=== Records that describe figures ===
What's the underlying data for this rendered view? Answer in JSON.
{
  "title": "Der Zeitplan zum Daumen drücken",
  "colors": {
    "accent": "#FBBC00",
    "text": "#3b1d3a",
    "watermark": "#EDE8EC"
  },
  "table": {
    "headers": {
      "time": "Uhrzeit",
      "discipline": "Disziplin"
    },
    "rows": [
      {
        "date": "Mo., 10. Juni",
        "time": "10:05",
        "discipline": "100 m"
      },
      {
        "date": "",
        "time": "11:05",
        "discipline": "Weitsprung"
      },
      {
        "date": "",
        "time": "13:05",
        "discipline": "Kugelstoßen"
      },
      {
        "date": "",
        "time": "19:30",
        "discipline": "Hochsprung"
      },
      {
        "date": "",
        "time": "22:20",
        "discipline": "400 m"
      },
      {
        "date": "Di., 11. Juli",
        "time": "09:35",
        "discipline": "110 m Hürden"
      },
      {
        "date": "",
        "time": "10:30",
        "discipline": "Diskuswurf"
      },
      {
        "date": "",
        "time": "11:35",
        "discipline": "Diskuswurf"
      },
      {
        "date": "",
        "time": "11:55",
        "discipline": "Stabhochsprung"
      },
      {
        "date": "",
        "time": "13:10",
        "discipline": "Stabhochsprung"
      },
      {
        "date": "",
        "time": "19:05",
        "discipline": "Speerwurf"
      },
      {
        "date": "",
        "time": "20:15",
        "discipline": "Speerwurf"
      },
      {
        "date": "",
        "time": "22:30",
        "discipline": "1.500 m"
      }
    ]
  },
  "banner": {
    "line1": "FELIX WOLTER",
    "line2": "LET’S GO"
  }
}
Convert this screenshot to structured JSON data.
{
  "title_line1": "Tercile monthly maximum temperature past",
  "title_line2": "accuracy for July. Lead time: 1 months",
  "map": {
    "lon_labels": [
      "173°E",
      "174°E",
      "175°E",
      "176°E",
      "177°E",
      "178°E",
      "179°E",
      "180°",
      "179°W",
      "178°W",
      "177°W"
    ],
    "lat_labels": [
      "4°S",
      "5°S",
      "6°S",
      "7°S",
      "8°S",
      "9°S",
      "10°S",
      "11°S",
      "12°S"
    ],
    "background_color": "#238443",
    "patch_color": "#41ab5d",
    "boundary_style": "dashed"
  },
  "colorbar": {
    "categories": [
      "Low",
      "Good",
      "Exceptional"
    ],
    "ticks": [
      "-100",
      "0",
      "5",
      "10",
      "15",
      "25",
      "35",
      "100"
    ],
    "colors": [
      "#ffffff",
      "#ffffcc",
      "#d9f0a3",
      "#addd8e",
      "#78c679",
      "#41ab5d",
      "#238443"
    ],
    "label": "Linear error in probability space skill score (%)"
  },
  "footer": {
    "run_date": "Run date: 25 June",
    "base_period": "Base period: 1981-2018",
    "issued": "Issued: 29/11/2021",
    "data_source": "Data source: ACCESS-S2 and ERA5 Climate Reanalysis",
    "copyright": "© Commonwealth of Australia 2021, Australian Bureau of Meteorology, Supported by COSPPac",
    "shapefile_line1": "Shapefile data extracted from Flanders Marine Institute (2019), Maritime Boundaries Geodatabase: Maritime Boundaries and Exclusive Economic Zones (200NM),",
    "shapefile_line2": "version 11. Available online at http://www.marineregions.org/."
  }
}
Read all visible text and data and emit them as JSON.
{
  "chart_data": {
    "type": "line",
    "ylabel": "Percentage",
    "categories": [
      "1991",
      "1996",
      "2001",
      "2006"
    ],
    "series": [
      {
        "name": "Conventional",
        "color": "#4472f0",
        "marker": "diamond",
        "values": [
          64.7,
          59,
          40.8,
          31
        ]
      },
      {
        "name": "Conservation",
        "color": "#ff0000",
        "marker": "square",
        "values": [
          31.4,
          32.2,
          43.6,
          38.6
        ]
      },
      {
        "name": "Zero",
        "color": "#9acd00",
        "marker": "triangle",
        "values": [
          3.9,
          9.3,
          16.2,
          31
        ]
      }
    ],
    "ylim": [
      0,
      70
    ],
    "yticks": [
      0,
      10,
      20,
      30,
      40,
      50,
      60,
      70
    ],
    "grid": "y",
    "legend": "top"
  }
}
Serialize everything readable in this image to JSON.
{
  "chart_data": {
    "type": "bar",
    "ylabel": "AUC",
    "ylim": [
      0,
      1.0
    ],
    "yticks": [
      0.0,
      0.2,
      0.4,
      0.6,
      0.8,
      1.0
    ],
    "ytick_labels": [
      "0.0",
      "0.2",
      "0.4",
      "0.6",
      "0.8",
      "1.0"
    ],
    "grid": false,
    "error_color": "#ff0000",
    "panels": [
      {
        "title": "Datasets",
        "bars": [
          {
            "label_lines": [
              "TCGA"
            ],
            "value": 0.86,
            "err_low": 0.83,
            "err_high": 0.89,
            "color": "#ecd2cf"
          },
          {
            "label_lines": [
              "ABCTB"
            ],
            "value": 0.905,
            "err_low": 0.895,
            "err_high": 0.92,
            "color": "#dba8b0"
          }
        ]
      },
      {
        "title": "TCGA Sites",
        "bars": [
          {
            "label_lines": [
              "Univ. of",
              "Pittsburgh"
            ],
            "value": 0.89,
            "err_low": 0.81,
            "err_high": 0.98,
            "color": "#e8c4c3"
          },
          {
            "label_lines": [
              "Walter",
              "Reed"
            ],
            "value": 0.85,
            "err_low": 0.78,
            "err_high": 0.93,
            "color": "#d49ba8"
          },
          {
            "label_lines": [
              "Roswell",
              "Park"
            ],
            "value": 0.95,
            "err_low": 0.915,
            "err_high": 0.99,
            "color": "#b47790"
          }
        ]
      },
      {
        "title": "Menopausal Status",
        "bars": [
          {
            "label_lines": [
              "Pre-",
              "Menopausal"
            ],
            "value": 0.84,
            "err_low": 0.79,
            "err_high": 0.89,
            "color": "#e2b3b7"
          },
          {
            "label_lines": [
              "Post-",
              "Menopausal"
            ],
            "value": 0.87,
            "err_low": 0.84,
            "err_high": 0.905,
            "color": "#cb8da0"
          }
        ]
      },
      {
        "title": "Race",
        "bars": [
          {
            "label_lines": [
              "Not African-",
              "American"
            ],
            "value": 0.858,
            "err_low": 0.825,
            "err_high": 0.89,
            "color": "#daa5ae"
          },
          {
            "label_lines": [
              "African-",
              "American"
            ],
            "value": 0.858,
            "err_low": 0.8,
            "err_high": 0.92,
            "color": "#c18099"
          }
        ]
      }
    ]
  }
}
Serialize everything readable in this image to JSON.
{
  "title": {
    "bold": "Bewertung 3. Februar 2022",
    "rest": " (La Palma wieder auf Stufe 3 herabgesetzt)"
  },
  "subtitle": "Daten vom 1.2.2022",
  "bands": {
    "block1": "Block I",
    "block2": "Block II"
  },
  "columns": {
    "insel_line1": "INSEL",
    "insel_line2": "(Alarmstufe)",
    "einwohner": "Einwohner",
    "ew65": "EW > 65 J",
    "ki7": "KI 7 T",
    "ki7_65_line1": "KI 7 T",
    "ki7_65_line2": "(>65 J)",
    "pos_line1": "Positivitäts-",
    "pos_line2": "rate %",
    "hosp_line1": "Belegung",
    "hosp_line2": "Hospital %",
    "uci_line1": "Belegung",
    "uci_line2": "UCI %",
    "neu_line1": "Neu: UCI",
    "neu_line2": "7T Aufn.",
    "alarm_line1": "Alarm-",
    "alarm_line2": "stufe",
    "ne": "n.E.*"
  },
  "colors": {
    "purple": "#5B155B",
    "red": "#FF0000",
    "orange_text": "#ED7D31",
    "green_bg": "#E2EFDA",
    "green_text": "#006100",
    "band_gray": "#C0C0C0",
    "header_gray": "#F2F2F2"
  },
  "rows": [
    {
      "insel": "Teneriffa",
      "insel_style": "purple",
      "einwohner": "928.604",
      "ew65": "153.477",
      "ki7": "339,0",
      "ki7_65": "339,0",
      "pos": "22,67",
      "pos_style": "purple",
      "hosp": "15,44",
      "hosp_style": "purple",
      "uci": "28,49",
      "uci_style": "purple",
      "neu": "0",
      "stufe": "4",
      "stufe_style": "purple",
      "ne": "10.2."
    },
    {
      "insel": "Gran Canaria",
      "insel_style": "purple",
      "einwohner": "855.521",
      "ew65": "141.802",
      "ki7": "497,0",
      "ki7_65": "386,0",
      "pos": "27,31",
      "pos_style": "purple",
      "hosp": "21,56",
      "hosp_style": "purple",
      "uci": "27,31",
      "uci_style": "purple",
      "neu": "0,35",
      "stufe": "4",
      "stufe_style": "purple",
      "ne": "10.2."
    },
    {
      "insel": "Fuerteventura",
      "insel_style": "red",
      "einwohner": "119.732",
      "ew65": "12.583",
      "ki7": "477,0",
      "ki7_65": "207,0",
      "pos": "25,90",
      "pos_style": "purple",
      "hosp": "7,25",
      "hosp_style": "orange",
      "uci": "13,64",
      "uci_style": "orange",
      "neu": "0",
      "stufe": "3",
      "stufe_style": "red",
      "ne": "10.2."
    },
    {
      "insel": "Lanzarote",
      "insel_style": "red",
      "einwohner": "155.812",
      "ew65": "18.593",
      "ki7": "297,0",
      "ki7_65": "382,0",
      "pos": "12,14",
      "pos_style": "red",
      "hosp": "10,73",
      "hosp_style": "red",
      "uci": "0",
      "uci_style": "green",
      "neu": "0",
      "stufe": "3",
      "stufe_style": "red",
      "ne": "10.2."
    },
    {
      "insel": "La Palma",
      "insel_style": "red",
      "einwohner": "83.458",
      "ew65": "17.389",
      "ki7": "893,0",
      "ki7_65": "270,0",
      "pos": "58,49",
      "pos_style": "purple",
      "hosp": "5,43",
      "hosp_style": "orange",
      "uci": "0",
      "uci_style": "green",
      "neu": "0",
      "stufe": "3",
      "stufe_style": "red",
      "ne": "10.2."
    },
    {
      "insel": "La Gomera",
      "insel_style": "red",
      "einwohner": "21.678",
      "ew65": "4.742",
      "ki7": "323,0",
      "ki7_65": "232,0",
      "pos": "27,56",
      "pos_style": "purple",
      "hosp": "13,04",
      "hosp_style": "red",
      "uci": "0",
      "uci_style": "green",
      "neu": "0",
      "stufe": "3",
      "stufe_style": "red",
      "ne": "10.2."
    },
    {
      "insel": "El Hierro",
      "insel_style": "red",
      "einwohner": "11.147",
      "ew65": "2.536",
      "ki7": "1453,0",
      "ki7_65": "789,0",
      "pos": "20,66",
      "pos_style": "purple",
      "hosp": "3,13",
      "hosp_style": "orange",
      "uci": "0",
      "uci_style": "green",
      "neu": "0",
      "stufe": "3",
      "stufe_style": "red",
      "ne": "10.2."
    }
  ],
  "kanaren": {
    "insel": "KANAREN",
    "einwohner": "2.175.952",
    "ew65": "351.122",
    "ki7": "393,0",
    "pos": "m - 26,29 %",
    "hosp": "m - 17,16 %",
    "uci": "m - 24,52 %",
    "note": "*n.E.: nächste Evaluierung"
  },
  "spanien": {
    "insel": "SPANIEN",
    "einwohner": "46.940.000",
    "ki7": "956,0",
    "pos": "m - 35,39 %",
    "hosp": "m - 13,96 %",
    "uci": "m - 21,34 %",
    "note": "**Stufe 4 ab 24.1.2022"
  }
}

=== YOUR TASK ===
Identify and copy lines that hold the string "name".

=== FULL OUTPUT ===
        "name": "Conventional",
        "name": "Conservation",
        "name": "Zero",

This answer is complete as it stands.